What is needed
Identify each line holding the string "suspect" and copy it.

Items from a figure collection
● ● ● ● ●
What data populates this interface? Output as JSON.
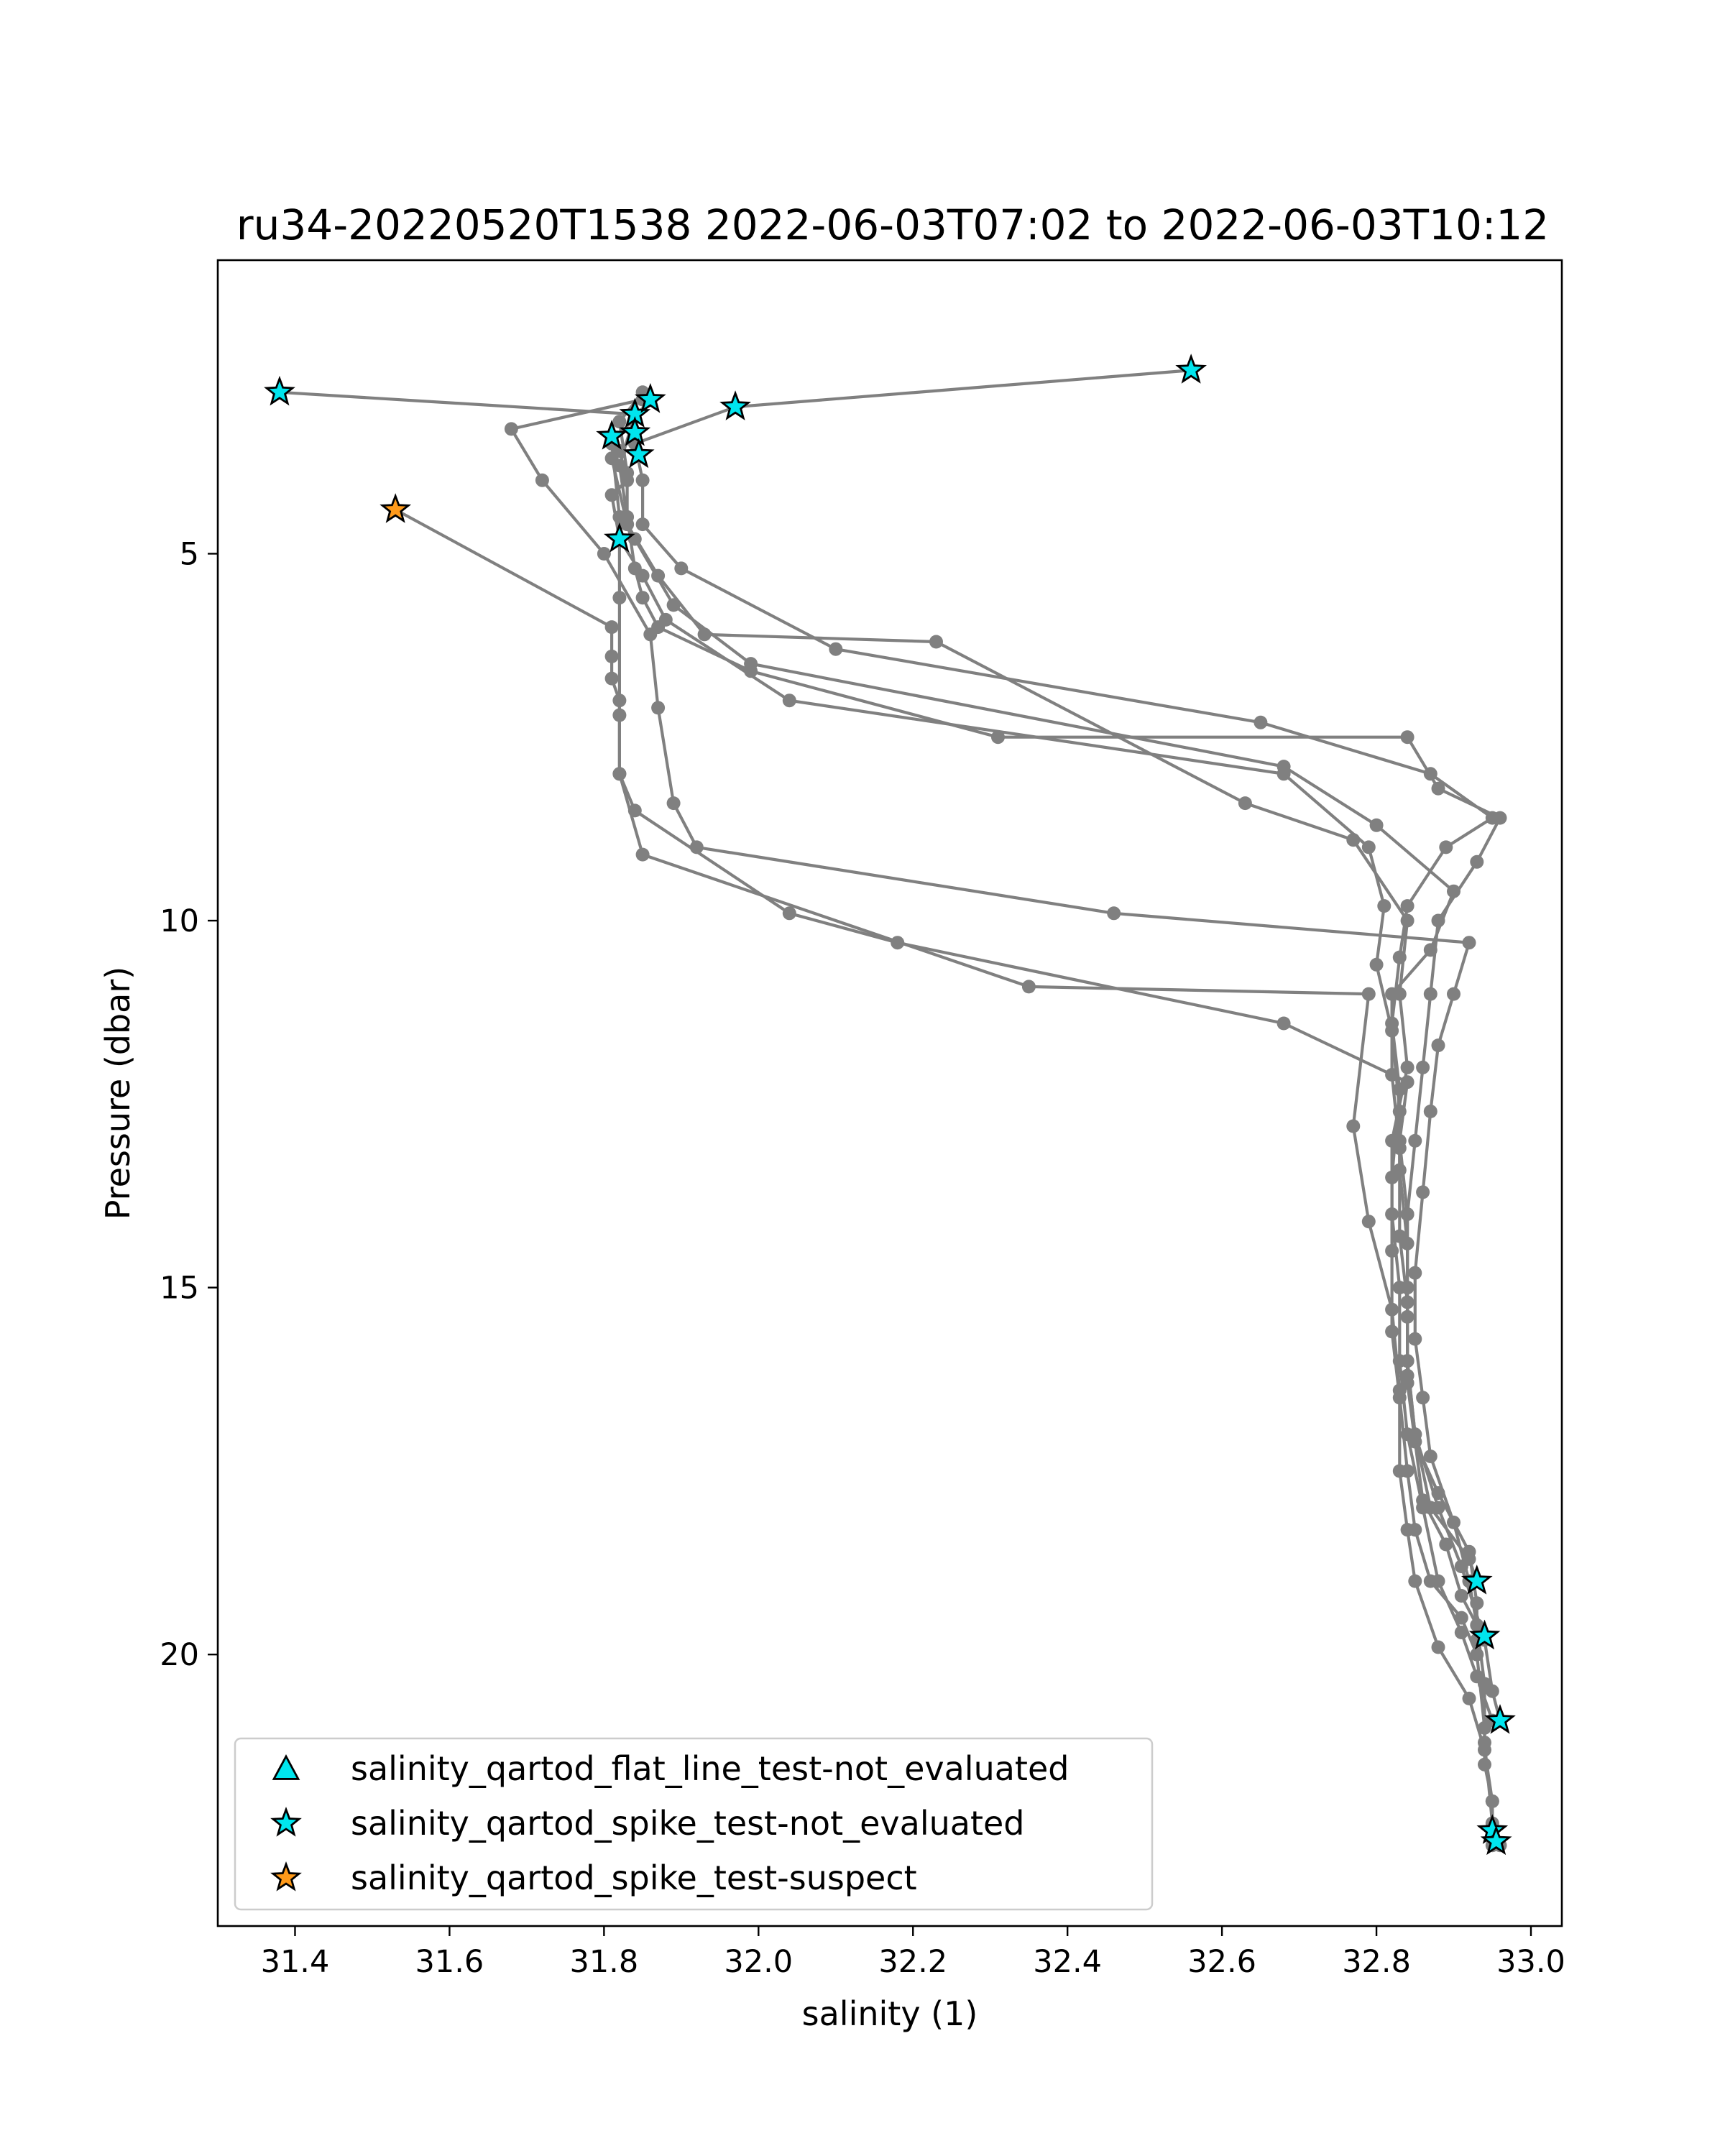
{
  "chart_data": {
    "type": "line",
    "title": "ru34-20220520T1538 2022-06-03T07:02 to 2022-06-03T10:12",
    "xlabel": "salinity (1)",
    "ylabel": "Pressure (dbar)",
    "xlim": [
      31.3,
      33.04
    ],
    "ylim": [
      23.7,
      1.0
    ],
    "y_inverted": true,
    "grid": false,
    "xticks": [
      31.4,
      31.6,
      31.8,
      32.0,
      32.2,
      32.4,
      32.6,
      32.8,
      33.0
    ],
    "xtick_labels": [
      "31.4",
      "31.6",
      "31.8",
      "32.0",
      "32.2",
      "32.4",
      "32.6",
      "32.8",
      "33.0"
    ],
    "yticks": [
      5,
      10,
      15,
      20
    ],
    "ytick_labels": [
      "5",
      "10",
      "15",
      "20"
    ],
    "line_color": "#808080",
    "series": [
      {
        "points": [
          [
            31.38,
            2.8
          ],
          [
            31.84,
            3.1
          ],
          [
            31.82,
            3.8
          ],
          [
            31.83,
            4.5
          ],
          [
            31.84,
            5.2
          ],
          [
            31.85,
            5.6
          ],
          [
            31.87,
            6.0
          ],
          [
            31.99,
            6.6
          ],
          [
            32.31,
            7.5
          ],
          [
            32.84,
            7.5
          ],
          [
            32.88,
            8.2
          ],
          [
            32.96,
            8.6
          ],
          [
            32.93,
            9.2
          ],
          [
            32.88,
            10.0
          ],
          [
            32.87,
            11.0
          ],
          [
            32.86,
            12.0
          ],
          [
            32.85,
            13.0
          ],
          [
            32.84,
            14.0
          ],
          [
            32.84,
            15.0
          ],
          [
            32.84,
            16.0
          ],
          [
            32.85,
            17.0
          ],
          [
            32.87,
            18.0
          ],
          [
            32.92,
            18.7
          ],
          [
            32.93,
            19.0
          ]
        ]
      },
      {
        "points": [
          [
            31.86,
            2.9
          ],
          [
            31.81,
            3.5
          ],
          [
            31.82,
            4.5
          ],
          [
            31.82,
            5.6
          ],
          [
            31.82,
            7.2
          ],
          [
            31.82,
            8.0
          ],
          [
            31.84,
            8.5
          ],
          [
            32.04,
            9.9
          ],
          [
            32.18,
            10.3
          ],
          [
            32.68,
            11.4
          ],
          [
            32.84,
            12.2
          ],
          [
            32.83,
            13.0
          ],
          [
            32.84,
            14.0
          ],
          [
            32.84,
            15.0
          ],
          [
            32.84,
            16.0
          ],
          [
            32.85,
            17.0
          ],
          [
            32.88,
            18.0
          ],
          [
            32.91,
            18.8
          ],
          [
            32.94,
            19.8
          ],
          [
            32.95,
            20.5
          ],
          [
            32.96,
            20.9
          ]
        ]
      },
      {
        "points": [
          [
            32.56,
            2.5
          ],
          [
            31.97,
            3.0
          ],
          [
            31.84,
            3.5
          ],
          [
            31.85,
            4.0
          ],
          [
            31.85,
            4.6
          ],
          [
            31.9,
            5.2
          ],
          [
            32.1,
            6.3
          ],
          [
            32.65,
            7.3
          ],
          [
            32.87,
            8.0
          ],
          [
            32.95,
            8.6
          ],
          [
            32.89,
            9.0
          ],
          [
            32.84,
            9.8
          ],
          [
            32.83,
            10.5
          ],
          [
            32.82,
            11.4
          ],
          [
            32.83,
            12.3
          ],
          [
            32.82,
            13.5
          ],
          [
            32.82,
            14.5
          ],
          [
            32.82,
            15.6
          ],
          [
            32.83,
            16.5
          ],
          [
            32.84,
            17.5
          ],
          [
            32.85,
            18.3
          ],
          [
            32.87,
            19.0
          ],
          [
            32.91,
            19.5
          ],
          [
            32.93,
            20.0
          ],
          [
            32.94,
            21.0
          ],
          [
            32.94,
            21.5
          ],
          [
            32.95,
            22.0
          ],
          [
            32.95,
            22.4
          ]
        ]
      },
      {
        "points": [
          [
            31.85,
            2.9
          ],
          [
            31.68,
            3.3
          ],
          [
            31.72,
            4.0
          ],
          [
            31.8,
            5.0
          ],
          [
            31.86,
            6.1
          ],
          [
            31.87,
            7.1
          ],
          [
            31.89,
            8.4
          ],
          [
            31.92,
            9.0
          ],
          [
            32.46,
            9.9
          ],
          [
            32.92,
            10.3
          ],
          [
            32.9,
            11.0
          ],
          [
            32.88,
            11.7
          ],
          [
            32.87,
            12.6
          ],
          [
            32.86,
            13.7
          ],
          [
            32.85,
            14.8
          ],
          [
            32.85,
            15.7
          ],
          [
            32.86,
            16.5
          ],
          [
            32.87,
            17.3
          ],
          [
            32.9,
            18.2
          ],
          [
            32.92,
            19.0
          ],
          [
            32.93,
            19.6
          ],
          [
            32.94,
            20.4
          ],
          [
            32.94,
            21.2
          ],
          [
            32.95,
            22.3
          ],
          [
            32.95,
            22.5
          ],
          [
            32.96,
            22.6
          ]
        ]
      },
      {
        "points": [
          [
            31.84,
            3.4
          ],
          [
            31.81,
            3.7
          ],
          [
            31.83,
            4.6
          ],
          [
            31.84,
            4.8
          ],
          [
            31.89,
            5.7
          ],
          [
            31.99,
            6.5
          ],
          [
            32.68,
            7.9
          ],
          [
            32.8,
            8.7
          ],
          [
            32.9,
            9.6
          ],
          [
            32.87,
            10.4
          ],
          [
            32.82,
            11.0
          ],
          [
            32.82,
            12.1
          ],
          [
            32.83,
            13.1
          ],
          [
            32.83,
            14.3
          ],
          [
            32.84,
            15.2
          ],
          [
            32.84,
            16.2
          ],
          [
            32.85,
            17.1
          ],
          [
            32.88,
            17.8
          ],
          [
            32.92,
            18.6
          ],
          [
            32.93,
            19.3
          ],
          [
            32.93,
            19.8
          ]
        ]
      },
      {
        "points": [
          [
            31.82,
            3.6
          ],
          [
            31.83,
            4.0
          ],
          [
            31.81,
            4.2
          ],
          [
            31.82,
            4.8
          ],
          [
            31.85,
            5.3
          ],
          [
            31.88,
            5.9
          ],
          [
            32.04,
            7.0
          ],
          [
            32.68,
            8.0
          ],
          [
            32.79,
            9.0
          ],
          [
            32.81,
            9.8
          ],
          [
            32.8,
            10.6
          ],
          [
            32.82,
            11.5
          ],
          [
            32.83,
            12.6
          ],
          [
            32.83,
            13.4
          ],
          [
            32.84,
            14.4
          ],
          [
            32.84,
            15.4
          ],
          [
            32.84,
            16.3
          ],
          [
            32.85,
            17.1
          ],
          [
            32.86,
            17.9
          ],
          [
            32.89,
            18.5
          ],
          [
            32.91,
            19.2
          ],
          [
            32.94,
            19.8
          ]
        ]
      },
      {
        "points": [
          [
            31.53,
            4.4
          ],
          [
            31.81,
            6.0
          ],
          [
            31.81,
            6.4
          ],
          [
            31.81,
            6.7
          ],
          [
            31.82,
            7.0
          ],
          [
            31.82,
            8.0
          ],
          [
            31.85,
            9.1
          ],
          [
            32.35,
            10.9
          ],
          [
            32.79,
            11.0
          ],
          [
            32.77,
            12.8
          ],
          [
            32.79,
            14.1
          ],
          [
            32.82,
            15.3
          ],
          [
            32.83,
            16.4
          ],
          [
            32.83,
            17.5
          ],
          [
            32.84,
            18.3
          ],
          [
            32.85,
            19.0
          ],
          [
            32.88,
            19.9
          ],
          [
            32.92,
            20.6
          ],
          [
            32.94,
            21.3
          ],
          [
            32.95,
            22.0
          ],
          [
            32.95,
            22.6
          ]
        ]
      },
      {
        "points": [
          [
            31.85,
            2.8
          ],
          [
            31.82,
            3.2
          ],
          [
            31.83,
            3.9
          ],
          [
            31.83,
            4.6
          ],
          [
            31.87,
            5.3
          ],
          [
            31.93,
            6.1
          ],
          [
            32.23,
            6.2
          ],
          [
            32.63,
            8.4
          ],
          [
            32.77,
            8.9
          ],
          [
            32.84,
            10.0
          ],
          [
            32.83,
            11.0
          ],
          [
            32.84,
            12.0
          ],
          [
            32.82,
            13.0
          ],
          [
            32.82,
            14.0
          ],
          [
            32.83,
            15.0
          ],
          [
            32.83,
            16.0
          ],
          [
            32.84,
            17.0
          ],
          [
            32.86,
            18.0
          ],
          [
            32.88,
            19.0
          ],
          [
            32.91,
            19.7
          ],
          [
            32.93,
            20.3
          ],
          [
            32.95,
            20.9
          ]
        ]
      }
    ],
    "markers": [
      {
        "x": 31.38,
        "y": 2.8,
        "flag": "not_evaluated"
      },
      {
        "x": 31.84,
        "y": 3.1,
        "flag": "not_evaluated"
      },
      {
        "x": 31.86,
        "y": 2.9,
        "flag": "not_evaluated"
      },
      {
        "x": 31.97,
        "y": 3.0,
        "flag": "not_evaluated"
      },
      {
        "x": 32.56,
        "y": 2.5,
        "flag": "not_evaluated"
      },
      {
        "x": 31.81,
        "y": 3.4,
        "flag": "not_evaluated"
      },
      {
        "x": 31.84,
        "y": 3.35,
        "flag": "not_evaluated"
      },
      {
        "x": 31.845,
        "y": 3.65,
        "flag": "not_evaluated"
      },
      {
        "x": 31.82,
        "y": 4.8,
        "flag": "not_evaluated"
      },
      {
        "x": 31.53,
        "y": 4.4,
        "flag": "suspect"
      },
      {
        "x": 32.93,
        "y": 19.0,
        "flag": "not_evaluated"
      },
      {
        "x": 32.94,
        "y": 19.75,
        "flag": "not_evaluated"
      },
      {
        "x": 32.96,
        "y": 20.9,
        "flag": "not_evaluated"
      },
      {
        "x": 32.95,
        "y": 22.4,
        "flag": "not_evaluated"
      },
      {
        "x": 32.955,
        "y": 22.55,
        "flag": "not_evaluated"
      }
    ],
    "legend": {
      "placement": "lower-left",
      "entries": [
        {
          "label": "salinity_qartod_flat_line_test-not_evaluated",
          "marker": "triangle",
          "color": "#00e5ee"
        },
        {
          "label": "salinity_qartod_spike_test-not_evaluated",
          "marker": "star",
          "color": "#00e5ee"
        },
        {
          "label": "salinity_qartod_spike_test-suspect",
          "marker": "star",
          "color": "#ff9a1a"
        }
      ]
    },
    "colors": {
      "not_evaluated": "#00e5ee",
      "suspect": "#ff9a1a",
      "marker_edge": "#000000"
    }
  }
}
● ● ● ● ●
Written solution
        "flag": "suspect"
          "label": "salinity_qartod_spike_test-suspect",
      "suspect": "#ff9a1a",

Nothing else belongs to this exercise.